# start of Information supplied
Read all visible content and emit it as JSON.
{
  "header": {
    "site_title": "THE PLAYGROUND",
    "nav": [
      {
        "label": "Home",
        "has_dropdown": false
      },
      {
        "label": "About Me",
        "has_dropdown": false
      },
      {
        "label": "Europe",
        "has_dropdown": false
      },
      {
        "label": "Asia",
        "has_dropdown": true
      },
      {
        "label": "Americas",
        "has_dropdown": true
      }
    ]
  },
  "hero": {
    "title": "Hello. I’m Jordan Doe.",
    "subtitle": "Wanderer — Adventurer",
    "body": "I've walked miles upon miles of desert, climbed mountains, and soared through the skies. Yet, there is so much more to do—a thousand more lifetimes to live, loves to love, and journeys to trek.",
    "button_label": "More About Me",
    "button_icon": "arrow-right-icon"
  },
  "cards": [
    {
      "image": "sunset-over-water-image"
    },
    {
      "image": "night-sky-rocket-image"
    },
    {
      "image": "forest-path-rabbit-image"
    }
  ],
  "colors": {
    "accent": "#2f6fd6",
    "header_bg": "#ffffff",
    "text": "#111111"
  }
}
# end of Information supplied
### [Task statement]
Print the whole listing exactly as it is.

### [Problem solution]
Read all visible content and emit it as JSON.
{
  "header": {
    "site_title": "THE PLAYGROUND",
    "nav": [
      {
        "label": "Home",
        "has_dropdown": false
      },
      {
        "label": "About Me",
        "has_dropdown": false
      },
      {
        "label": "Europe",
        "has_dropdown": false
      },
      {
        "label": "Asia",
        "has_dropdown": true
      },
      {
        "label": "Americas",
        "has_dropdown": true
      }
    ]
  },
  "hero": {
    "title": "Hello. I’m Jordan Doe.",
    "subtitle": "Wanderer — Adventurer",
    "body": "I've walked miles upon miles of desert, climbed mountains, and soared through the skies. Yet, there is so much more to do—a thousand more lifetimes to live, loves to love, and journeys to trek.",
    "button_label": "More About Me",
    "button_icon": "arrow-right-icon"
  },
  "cards": [
    {
      "image": "sunset-over-water-image"
    },
    {
      "image": "night-sky-rocket-image"
    },
    {
      "image": "forest-path-rabbit-image"
    }
  ],
  "colors": {
    "accent": "#2f6fd6",
    "header_bg": "#ffffff",
    "text": "#111111"
  }
}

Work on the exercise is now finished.